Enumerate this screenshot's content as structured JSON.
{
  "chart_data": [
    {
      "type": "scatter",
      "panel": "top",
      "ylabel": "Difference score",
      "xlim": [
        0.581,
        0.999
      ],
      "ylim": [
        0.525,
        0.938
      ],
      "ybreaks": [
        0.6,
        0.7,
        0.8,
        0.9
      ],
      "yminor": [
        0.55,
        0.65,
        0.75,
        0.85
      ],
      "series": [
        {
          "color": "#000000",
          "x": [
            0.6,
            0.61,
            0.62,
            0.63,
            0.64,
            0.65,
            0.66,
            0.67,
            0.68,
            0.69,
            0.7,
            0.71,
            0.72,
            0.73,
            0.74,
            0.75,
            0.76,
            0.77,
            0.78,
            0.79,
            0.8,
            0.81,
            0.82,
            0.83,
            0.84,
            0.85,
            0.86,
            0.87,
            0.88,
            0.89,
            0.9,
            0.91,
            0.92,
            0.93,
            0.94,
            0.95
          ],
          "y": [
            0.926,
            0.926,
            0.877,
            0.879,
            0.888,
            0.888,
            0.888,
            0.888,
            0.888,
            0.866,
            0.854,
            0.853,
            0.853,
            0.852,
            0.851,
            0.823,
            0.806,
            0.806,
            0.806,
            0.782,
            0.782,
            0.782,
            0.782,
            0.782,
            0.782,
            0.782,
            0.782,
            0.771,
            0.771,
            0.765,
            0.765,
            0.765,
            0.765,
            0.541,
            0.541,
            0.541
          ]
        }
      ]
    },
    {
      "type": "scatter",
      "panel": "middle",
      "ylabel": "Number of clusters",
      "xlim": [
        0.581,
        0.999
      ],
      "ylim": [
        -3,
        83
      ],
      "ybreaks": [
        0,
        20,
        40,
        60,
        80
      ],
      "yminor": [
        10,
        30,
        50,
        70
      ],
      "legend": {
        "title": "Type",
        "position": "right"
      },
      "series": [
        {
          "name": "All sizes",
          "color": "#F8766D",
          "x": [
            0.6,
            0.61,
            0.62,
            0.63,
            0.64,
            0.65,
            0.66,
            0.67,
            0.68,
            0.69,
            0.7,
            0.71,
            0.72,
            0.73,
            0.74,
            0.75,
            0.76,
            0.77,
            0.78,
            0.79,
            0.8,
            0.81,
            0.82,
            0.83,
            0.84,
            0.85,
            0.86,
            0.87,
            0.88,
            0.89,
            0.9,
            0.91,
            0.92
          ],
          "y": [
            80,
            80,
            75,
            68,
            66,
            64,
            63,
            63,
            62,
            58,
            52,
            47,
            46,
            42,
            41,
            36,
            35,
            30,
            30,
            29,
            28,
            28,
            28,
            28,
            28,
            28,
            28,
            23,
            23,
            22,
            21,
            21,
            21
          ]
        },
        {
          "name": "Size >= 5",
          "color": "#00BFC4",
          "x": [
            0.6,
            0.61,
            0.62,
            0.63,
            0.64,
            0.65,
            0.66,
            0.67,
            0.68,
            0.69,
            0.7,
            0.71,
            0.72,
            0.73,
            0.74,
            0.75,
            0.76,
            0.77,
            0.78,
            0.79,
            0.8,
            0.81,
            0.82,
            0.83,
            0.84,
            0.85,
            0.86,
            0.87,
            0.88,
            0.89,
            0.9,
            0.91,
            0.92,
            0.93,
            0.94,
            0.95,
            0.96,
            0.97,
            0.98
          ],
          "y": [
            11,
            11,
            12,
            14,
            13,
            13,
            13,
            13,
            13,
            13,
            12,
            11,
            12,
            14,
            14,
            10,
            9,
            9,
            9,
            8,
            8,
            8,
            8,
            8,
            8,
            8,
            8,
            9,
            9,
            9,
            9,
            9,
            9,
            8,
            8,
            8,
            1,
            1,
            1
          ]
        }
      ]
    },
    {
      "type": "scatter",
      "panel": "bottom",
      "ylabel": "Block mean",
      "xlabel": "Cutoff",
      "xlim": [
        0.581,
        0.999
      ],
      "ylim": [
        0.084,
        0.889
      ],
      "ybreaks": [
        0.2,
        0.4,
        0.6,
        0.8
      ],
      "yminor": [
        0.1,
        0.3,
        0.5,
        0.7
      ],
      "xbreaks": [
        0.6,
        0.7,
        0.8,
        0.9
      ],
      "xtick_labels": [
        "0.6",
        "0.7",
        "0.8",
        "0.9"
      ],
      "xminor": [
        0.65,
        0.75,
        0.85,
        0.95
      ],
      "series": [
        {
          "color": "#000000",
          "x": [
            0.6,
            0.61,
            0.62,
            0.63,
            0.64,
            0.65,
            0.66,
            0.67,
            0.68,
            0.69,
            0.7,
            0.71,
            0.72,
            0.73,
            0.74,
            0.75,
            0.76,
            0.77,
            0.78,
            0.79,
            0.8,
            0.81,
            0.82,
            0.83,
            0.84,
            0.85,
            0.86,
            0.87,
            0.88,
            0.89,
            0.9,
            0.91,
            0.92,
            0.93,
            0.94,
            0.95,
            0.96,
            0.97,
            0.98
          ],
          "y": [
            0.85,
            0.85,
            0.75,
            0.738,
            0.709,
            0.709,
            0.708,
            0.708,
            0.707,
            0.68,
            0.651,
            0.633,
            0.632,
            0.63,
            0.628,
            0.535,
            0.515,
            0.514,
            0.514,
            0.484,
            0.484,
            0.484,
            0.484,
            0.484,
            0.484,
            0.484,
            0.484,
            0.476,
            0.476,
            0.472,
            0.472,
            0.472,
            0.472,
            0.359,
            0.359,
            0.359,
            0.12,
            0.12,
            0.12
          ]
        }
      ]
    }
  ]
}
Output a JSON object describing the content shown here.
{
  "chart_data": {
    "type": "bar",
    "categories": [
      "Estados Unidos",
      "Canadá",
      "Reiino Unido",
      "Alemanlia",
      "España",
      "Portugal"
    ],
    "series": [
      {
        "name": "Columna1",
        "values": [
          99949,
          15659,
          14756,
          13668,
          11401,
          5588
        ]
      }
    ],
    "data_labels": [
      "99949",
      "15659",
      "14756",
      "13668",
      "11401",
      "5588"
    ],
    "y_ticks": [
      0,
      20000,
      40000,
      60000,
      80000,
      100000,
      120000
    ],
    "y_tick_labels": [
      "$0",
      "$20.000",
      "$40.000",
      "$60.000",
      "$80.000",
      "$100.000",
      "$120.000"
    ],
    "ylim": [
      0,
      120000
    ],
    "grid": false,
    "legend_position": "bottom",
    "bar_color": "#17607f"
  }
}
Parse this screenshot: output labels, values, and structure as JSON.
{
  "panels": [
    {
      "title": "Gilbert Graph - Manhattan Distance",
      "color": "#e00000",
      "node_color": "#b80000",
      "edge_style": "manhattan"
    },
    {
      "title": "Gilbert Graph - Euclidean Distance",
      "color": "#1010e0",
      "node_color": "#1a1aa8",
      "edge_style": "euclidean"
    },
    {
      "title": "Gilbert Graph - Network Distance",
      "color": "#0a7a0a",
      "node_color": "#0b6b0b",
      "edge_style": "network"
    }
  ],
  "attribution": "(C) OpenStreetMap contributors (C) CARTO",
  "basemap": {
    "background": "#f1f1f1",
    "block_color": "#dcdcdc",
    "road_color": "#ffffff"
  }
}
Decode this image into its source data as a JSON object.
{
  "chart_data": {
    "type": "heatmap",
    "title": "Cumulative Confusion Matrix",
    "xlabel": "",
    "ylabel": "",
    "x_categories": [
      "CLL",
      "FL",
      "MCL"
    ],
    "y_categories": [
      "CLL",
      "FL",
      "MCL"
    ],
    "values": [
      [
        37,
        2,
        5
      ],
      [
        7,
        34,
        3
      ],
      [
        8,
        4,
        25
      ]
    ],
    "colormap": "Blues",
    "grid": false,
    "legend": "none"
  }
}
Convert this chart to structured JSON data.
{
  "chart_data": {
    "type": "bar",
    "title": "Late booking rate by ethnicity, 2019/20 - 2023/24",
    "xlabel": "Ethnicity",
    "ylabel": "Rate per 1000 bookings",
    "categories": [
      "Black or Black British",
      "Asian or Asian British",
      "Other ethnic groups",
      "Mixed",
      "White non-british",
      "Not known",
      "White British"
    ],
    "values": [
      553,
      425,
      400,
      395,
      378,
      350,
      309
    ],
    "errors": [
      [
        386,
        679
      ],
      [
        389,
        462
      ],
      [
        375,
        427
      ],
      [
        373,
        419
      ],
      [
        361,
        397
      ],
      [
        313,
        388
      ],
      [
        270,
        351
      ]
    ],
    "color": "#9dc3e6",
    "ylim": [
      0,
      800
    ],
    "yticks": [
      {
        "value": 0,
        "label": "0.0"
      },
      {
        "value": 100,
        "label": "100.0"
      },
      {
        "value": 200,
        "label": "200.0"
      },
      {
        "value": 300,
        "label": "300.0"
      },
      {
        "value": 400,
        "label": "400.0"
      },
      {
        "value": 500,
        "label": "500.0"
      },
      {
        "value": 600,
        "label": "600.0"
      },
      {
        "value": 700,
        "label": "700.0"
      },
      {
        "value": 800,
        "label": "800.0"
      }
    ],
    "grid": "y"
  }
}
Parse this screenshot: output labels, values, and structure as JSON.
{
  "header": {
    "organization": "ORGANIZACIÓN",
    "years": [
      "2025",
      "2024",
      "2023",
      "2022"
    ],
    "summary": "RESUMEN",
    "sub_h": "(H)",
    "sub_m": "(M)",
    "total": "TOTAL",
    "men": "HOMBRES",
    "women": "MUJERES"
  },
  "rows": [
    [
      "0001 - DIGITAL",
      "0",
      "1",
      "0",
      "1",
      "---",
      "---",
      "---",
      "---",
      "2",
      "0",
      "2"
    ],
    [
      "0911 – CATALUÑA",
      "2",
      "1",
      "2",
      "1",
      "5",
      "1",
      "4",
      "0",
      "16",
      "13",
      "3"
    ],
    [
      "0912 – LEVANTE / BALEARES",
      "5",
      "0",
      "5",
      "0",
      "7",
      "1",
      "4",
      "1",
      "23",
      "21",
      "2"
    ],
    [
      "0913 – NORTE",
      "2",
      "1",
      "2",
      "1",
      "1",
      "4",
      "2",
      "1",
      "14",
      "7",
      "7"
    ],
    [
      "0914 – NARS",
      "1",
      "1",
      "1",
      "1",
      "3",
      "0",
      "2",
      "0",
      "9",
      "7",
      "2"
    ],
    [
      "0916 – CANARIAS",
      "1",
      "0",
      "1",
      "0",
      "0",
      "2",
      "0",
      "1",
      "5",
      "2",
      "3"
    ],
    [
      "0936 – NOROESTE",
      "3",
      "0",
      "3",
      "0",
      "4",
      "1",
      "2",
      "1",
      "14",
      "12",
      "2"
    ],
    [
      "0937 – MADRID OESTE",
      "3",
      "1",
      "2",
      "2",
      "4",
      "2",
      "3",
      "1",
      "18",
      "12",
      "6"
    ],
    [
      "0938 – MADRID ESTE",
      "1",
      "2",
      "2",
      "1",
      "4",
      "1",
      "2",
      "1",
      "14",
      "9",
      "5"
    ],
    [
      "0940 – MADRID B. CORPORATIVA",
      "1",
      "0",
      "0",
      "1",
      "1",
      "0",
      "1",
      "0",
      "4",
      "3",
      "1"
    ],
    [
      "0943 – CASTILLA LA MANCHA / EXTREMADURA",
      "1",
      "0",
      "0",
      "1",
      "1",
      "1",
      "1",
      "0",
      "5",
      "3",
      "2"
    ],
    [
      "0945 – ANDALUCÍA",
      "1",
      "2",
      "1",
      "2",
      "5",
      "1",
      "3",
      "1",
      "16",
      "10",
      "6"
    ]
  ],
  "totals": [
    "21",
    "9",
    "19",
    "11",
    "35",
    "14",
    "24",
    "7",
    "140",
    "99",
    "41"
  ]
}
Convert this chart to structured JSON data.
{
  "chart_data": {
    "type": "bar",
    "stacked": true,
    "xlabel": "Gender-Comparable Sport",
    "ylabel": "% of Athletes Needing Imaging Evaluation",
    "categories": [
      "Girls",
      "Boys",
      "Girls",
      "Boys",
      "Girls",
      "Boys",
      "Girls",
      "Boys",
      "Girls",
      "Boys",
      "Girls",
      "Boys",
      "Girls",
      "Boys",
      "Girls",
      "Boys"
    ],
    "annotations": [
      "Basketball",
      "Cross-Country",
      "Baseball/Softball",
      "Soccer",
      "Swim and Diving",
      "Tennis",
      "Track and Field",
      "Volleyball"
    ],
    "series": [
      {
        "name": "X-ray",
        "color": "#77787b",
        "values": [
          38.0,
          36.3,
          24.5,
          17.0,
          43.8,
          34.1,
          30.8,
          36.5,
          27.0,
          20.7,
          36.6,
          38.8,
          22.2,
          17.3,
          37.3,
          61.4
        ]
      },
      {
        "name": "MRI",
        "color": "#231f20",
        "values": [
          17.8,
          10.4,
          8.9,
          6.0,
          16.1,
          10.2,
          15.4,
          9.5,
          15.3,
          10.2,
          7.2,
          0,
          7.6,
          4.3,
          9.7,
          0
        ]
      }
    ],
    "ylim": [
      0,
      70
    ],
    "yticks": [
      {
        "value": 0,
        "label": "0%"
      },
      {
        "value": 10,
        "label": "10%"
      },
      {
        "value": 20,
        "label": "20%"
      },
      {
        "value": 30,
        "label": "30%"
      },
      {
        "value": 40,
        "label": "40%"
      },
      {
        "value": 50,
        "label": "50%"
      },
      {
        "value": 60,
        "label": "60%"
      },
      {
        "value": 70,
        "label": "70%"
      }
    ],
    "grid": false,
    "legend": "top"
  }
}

= = =

> _Written exercise_
Look through the lines above and collect those with the word "name".

> _Complete answer_
          "name": "All sizes",
          "name": "Size >= 5",
        "name": "Columna1",
        "name": "X-ray",
        "name": "MRI",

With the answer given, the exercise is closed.